Write out the whole listing exactly as it stands.

Data items

— START —

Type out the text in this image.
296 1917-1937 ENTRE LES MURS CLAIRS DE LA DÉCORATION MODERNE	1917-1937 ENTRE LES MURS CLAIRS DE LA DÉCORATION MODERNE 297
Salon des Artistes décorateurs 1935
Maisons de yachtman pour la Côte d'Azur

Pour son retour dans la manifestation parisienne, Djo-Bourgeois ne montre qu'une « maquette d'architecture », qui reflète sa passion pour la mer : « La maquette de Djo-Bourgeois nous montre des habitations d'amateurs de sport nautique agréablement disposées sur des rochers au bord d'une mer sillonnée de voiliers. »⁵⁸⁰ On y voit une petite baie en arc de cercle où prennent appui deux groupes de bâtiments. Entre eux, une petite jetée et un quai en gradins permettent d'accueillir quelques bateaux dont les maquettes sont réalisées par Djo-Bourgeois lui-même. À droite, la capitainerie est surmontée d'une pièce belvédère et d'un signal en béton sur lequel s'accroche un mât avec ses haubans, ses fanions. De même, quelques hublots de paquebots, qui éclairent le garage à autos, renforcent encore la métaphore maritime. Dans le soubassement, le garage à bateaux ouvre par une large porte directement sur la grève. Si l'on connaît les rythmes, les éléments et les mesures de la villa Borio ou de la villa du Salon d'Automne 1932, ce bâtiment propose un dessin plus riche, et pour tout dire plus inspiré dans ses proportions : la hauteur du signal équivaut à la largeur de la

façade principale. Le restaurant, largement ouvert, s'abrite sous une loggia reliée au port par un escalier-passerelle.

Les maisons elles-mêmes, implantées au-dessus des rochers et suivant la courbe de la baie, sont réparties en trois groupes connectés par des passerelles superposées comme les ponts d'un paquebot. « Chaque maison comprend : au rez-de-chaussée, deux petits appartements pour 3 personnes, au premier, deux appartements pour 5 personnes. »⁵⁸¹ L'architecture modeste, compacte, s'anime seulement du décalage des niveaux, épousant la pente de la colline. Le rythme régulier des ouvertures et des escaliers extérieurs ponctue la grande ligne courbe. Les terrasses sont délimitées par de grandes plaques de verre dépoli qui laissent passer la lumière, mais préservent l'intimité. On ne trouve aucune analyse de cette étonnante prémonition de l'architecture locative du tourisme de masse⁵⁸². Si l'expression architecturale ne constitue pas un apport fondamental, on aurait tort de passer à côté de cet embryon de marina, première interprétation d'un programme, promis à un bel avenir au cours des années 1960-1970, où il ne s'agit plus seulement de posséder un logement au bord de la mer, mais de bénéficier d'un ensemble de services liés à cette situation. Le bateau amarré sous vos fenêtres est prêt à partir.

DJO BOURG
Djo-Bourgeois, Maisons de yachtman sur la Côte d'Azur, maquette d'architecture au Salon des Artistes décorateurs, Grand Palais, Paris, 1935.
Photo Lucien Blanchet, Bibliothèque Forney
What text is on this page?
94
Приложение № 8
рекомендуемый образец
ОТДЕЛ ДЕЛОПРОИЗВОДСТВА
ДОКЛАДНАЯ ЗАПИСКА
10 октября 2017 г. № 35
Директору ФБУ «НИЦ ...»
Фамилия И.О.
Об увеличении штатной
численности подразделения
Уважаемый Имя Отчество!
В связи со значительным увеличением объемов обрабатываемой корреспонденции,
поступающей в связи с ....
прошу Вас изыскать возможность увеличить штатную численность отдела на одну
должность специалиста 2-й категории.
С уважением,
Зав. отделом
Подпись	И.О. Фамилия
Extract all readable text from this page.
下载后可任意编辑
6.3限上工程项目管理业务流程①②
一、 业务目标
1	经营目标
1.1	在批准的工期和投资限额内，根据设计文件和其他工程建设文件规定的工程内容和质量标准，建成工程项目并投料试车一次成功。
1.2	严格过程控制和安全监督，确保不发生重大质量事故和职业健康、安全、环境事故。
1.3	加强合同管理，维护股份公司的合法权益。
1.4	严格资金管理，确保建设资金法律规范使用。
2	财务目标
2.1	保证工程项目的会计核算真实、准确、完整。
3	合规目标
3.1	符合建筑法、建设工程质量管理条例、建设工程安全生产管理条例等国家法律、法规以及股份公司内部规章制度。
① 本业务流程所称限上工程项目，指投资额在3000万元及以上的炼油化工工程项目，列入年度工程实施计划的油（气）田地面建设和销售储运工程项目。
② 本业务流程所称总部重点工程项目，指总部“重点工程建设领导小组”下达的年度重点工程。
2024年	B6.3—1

— END —

● Expected output
Type out the text in this image.
296 1917-1937 ENTRE LES MURS CLAIRS DE LA DÉCORATION MODERNE	1917-1937 ENTRE LES MURS CLAIRS DE LA DÉCORATION MODERNE 297
Salon des Artistes décorateurs 1935
Maisons de yachtman pour la Côte d'Azur

Pour son retour dans la manifestation parisienne, Djo-Bourgeois ne montre qu'une « maquette d'architecture », qui reflète sa passion pour la mer : « La maquette de Djo-Bourgeois nous montre des habitations d'amateurs de sport nautique agréablement disposées sur des rochers au bord d'une mer sillonnée de voiliers. »⁵⁸⁰ On y voit une petite baie en arc de cercle où prennent appui deux groupes de bâtiments. Entre eux, une petite jetée et un quai en gradins permettent d'accueillir quelques bateaux dont les maquettes sont réalisées par Djo-Bourgeois lui-même. À droite, la capitainerie est surmontée d'une pièce belvédère et d'un signal en béton sur lequel s'accroche un mât avec ses haubans, ses fanions. De même, quelques hublots de paquebots, qui éclairent le garage à autos, renforcent encore la métaphore maritime. Dans le soubassement, le garage à bateaux ouvre par une large porte directement sur la grève. Si l'on connaît les rythmes, les éléments et les mesures de la villa Borio ou de la villa du Salon d'Automne 1932, ce bâtiment propose un dessin plus riche, et pour tout dire plus inspiré dans ses proportions : la hauteur du signal équivaut à la largeur de la

façade principale. Le restaurant, largement ouvert, s'abrite sous une loggia reliée au port par un escalier-passerelle.

Les maisons elles-mêmes, implantées au-dessus des rochers et suivant la courbe de la baie, sont réparties en trois groupes connectés par des passerelles superposées comme les ponts d'un paquebot. « Chaque maison comprend : au rez-de-chaussée, deux petits appartements pour 3 personnes, au premier, deux appartements pour 5 personnes. »⁵⁸¹ L'architecture modeste, compacte, s'anime seulement du décalage des niveaux, épousant la pente de la colline. Le rythme régulier des ouvertures et des escaliers extérieurs ponctue la grande ligne courbe. Les terrasses sont délimitées par de grandes plaques de verre dépoli qui laissent passer la lumière, mais préservent l'intimité. On ne trouve aucune analyse de cette étonnante prémonition de l'architecture locative du tourisme de masse⁵⁸². Si l'expression architecturale ne constitue pas un apport fondamental, on aurait tort de passer à côté de cet embryon de marina, première interprétation d'un programme, promis à un bel avenir au cours des années 1960-1970, où il ne s'agit plus seulement de posséder un logement au bord de la mer, mais de bénéficier d'un ensemble de services liés à cette situation. Le bateau amarré sous vos fenêtres est prêt à partir.

DJO BOURG
Djo-Bourgeois, Maisons de yachtman sur la Côte d'Azur, maquette d'architecture au Salon des Artistes décorateurs, Grand Palais, Paris, 1935.
Photo Lucien Blanchet, Bibliothèque Forney
What text is on this page?
94
Приложение № 8
рекомендуемый образец
ОТДЕЛ ДЕЛОПРОИЗВОДСТВА
ДОКЛАДНАЯ ЗАПИСКА
10 октября 2017 г. № 35
Директору ФБУ «НИЦ ...»
Фамилия И.О.
Об увеличении штатной
численности подразделения
Уважаемый Имя Отчество!
В связи со значительным увеличением объемов обрабатываемой корреспонденции,
поступающей в связи с ....
прошу Вас изыскать возможность увеличить штатную численность отдела на одну
должность специалиста 2-й категории.
С уважением,
Зав. отделом
Подпись	И.О. Фамилия
Extract all readable text from this page.
下载后可任意编辑
6.3限上工程项目管理业务流程①②
一、 业务目标
1	经营目标
1.1	在批准的工期和投资限额内，根据设计文件和其他工程建设文件规定的工程内容和质量标准，建成工程项目并投料试车一次成功。
1.2	严格过程控制和安全监督，确保不发生重大质量事故和职业健康、安全、环境事故。
1.3	加强合同管理，维护股份公司的合法权益。
1.4	严格资金管理，确保建设资金法律规范使用。
2	财务目标
2.1	保证工程项目的会计核算真实、准确、完整。
3	合规目标
3.1	符合建筑法、建设工程质量管理条例、建设工程安全生产管理条例等国家法律、法规以及股份公司内部规章制度。
① 本业务流程所称限上工程项目，指投资额在3000万元及以上的炼油化工工程项目，列入年度工程实施计划的油（气）田地面建设和销售储运工程项目。
② 本业务流程所称总部重点工程项目，指总部“重点工程建设领导小组”下达的年度重点工程。
2024年	B6.3—1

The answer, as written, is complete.